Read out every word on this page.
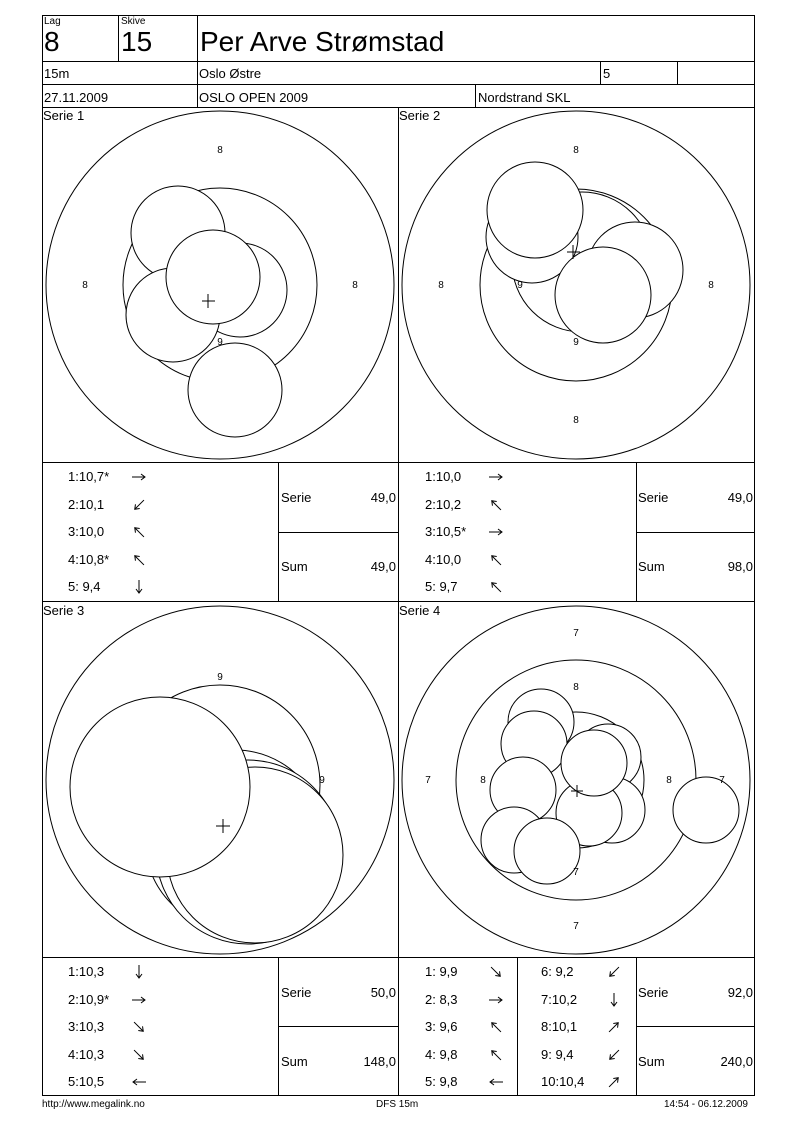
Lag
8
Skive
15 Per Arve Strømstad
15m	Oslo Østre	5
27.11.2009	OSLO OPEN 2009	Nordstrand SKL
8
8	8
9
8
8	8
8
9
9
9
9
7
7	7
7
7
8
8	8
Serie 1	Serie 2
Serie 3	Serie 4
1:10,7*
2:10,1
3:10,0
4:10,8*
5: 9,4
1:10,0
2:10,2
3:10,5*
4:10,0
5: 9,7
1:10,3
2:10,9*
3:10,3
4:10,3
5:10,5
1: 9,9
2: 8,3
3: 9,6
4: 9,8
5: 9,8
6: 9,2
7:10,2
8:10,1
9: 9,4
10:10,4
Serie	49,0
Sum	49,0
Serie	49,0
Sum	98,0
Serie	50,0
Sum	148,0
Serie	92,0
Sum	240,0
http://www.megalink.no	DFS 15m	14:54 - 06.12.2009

* Written problem *
Quote the records in their entirety, keeping the wording exact and excluding pictures.

* Full response *
Read out every word on this page.
Lag
8
Skive
15 Per Arve Strømstad
15m	Oslo Østre	5
27.11.2009	OSLO OPEN 2009	Nordstrand SKL
8
8	8
9
8
8	8
8
9
9
9
9
7
7	7
7
7
8
8	8
Serie 1	Serie 2
Serie 3	Serie 4
1:10,7*
2:10,1
3:10,0
4:10,8*
5: 9,4
1:10,0
2:10,2
3:10,5*
4:10,0
5: 9,7
1:10,3
2:10,9*
3:10,3
4:10,3
5:10,5
1: 9,9
2: 8,3
3: 9,6
4: 9,8
5: 9,8
6: 9,2
7:10,2
8:10,1
9: 9,4
10:10,4
Serie	49,0
Sum	49,0
Serie	49,0
Sum	98,0
Serie	50,0
Sum	148,0
Serie	92,0
Sum	240,0
http://www.megalink.no	DFS 15m	14:54 - 06.12.2009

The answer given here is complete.